§ **TASK BRIEF**:
Reproduce all of the material word for word.
::: PROVIDED RECORDS :::
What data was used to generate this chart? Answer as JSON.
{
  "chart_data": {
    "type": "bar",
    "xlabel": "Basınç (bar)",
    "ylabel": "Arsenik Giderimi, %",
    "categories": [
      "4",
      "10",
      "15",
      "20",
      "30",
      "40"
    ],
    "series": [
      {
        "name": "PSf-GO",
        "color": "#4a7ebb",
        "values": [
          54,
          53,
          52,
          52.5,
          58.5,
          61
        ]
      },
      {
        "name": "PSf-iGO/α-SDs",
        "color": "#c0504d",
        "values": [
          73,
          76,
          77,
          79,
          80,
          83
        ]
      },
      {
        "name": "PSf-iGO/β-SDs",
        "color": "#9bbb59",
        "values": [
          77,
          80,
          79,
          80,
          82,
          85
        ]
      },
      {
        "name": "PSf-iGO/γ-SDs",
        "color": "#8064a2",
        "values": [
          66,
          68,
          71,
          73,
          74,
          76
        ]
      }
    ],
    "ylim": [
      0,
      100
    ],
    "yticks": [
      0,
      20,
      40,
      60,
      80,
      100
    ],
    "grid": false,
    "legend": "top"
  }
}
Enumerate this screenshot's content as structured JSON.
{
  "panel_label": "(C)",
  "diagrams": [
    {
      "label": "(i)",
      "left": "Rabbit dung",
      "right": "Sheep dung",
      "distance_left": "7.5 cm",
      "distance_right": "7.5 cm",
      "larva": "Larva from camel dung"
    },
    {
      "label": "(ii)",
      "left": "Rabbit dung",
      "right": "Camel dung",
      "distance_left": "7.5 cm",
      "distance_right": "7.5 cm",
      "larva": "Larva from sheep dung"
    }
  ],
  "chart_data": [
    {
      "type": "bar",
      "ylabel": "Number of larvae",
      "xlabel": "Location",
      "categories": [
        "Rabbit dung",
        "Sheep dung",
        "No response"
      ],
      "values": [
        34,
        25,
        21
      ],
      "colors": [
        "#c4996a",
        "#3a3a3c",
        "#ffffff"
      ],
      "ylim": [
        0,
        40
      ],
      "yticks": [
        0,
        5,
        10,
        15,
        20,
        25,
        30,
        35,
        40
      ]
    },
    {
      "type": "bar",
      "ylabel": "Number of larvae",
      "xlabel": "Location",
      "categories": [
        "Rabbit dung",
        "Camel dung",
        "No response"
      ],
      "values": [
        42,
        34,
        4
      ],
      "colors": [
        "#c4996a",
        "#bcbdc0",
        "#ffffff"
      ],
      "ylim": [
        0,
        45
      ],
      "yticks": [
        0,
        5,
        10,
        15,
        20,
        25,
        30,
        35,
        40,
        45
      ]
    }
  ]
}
:::
§ **REPLY**:
What data was used to generate this chart? Answer as JSON.
{
  "chart_data": {
    "type": "bar",
    "xlabel": "Basınç (bar)",
    "ylabel": "Arsenik Giderimi, %",
    "categories": [
      "4",
      "10",
      "15",
      "20",
      "30",
      "40"
    ],
    "series": [
      {
        "name": "PSf-GO",
        "color": "#4a7ebb",
        "values": [
          54,
          53,
          52,
          52.5,
          58.5,
          61
        ]
      },
      {
        "name": "PSf-iGO/α-SDs",
        "color": "#c0504d",
        "values": [
          73,
          76,
          77,
          79,
          80,
          83
        ]
      },
      {
        "name": "PSf-iGO/β-SDs",
        "color": "#9bbb59",
        "values": [
          77,
          80,
          79,
          80,
          82,
          85
        ]
      },
      {
        "name": "PSf-iGO/γ-SDs",
        "color": "#8064a2",
        "values": [
          66,
          68,
          71,
          73,
          74,
          76
        ]
      }
    ],
    "ylim": [
      0,
      100
    ],
    "yticks": [
      0,
      20,
      40,
      60,
      80,
      100
    ],
    "grid": false,
    "legend": "top"
  }
}
Enumerate this screenshot's content as structured JSON.
{
  "panel_label": "(C)",
  "diagrams": [
    {
      "label": "(i)",
      "left": "Rabbit dung",
      "right": "Sheep dung",
      "distance_left": "7.5 cm",
      "distance_right": "7.5 cm",
      "larva": "Larva from camel dung"
    },
    {
      "label": "(ii)",
      "left": "Rabbit dung",
      "right": "Camel dung",
      "distance_left": "7.5 cm",
      "distance_right": "7.5 cm",
      "larva": "Larva from sheep dung"
    }
  ],
  "chart_data": [
    {
      "type": "bar",
      "ylabel": "Number of larvae",
      "xlabel": "Location",
      "categories": [
        "Rabbit dung",
        "Sheep dung",
        "No response"
      ],
      "values": [
        34,
        25,
        21
      ],
      "colors": [
        "#c4996a",
        "#3a3a3c",
        "#ffffff"
      ],
      "ylim": [
        0,
        40
      ],
      "yticks": [
        0,
        5,
        10,
        15,
        20,
        25,
        30,
        35,
        40
      ]
    },
    {
      "type": "bar",
      "ylabel": "Number of larvae",
      "xlabel": "Location",
      "categories": [
        "Rabbit dung",
        "Camel dung",
        "No response"
      ],
      "values": [
        42,
        34,
        4
      ],
      "colors": [
        "#c4996a",
        "#bcbdc0",
        "#ffffff"
      ],
      "ylim": [
        0,
        45
      ],
      "yticks": [
        0,
        5,
        10,
        15,
        20,
        25,
        30,
        35,
        40,
        45
      ]
    }
  ]
}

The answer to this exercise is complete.